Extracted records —
━━━━━━━━
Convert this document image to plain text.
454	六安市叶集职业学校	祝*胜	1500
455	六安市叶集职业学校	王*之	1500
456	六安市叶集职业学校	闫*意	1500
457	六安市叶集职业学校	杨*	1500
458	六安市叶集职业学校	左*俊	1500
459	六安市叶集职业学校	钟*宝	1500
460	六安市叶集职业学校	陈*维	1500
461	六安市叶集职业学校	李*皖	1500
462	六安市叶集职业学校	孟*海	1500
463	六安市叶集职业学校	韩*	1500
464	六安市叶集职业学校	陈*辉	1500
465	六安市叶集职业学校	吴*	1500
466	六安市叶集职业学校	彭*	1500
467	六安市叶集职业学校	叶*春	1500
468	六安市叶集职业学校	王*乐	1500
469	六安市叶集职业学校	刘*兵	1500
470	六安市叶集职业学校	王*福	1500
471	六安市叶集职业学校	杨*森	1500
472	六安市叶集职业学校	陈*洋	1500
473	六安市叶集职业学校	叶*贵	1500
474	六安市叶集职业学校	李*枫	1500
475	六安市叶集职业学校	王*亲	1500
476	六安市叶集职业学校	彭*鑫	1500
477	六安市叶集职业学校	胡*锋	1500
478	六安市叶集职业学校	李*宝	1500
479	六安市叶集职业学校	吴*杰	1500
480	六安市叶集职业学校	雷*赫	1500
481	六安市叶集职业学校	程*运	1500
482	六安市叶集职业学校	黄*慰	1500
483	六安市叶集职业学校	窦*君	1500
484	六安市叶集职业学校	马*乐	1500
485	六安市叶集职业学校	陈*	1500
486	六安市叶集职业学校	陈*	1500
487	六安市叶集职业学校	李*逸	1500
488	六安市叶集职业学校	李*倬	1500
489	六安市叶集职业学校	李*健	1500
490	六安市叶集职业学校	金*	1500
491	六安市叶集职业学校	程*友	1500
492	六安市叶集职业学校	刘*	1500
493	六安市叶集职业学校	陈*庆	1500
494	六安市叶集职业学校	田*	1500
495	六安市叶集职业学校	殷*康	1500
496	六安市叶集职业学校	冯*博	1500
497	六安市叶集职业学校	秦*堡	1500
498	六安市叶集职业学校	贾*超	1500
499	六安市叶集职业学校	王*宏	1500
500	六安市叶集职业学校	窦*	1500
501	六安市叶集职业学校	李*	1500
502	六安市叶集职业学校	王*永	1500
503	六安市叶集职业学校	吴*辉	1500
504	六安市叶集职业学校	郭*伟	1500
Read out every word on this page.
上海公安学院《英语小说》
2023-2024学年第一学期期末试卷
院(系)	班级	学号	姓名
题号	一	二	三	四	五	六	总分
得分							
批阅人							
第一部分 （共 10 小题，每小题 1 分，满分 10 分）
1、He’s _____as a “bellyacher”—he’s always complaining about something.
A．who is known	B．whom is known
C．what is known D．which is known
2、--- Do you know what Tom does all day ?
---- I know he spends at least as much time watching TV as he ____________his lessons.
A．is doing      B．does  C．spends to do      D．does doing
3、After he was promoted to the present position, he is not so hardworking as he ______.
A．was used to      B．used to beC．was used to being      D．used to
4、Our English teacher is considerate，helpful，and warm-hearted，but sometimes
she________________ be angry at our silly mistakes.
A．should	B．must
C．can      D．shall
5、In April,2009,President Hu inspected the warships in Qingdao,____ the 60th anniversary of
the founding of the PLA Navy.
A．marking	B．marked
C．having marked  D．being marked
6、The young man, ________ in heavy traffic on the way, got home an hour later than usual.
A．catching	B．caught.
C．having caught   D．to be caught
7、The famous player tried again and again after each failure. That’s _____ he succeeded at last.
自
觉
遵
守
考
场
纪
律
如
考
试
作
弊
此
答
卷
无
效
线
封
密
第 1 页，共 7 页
━━━━━━━━
Exercise description —
Lines that include the word "this" are to be extracted from the data above.

Result —
Convert this document image to plain text.
Read out every word on this page.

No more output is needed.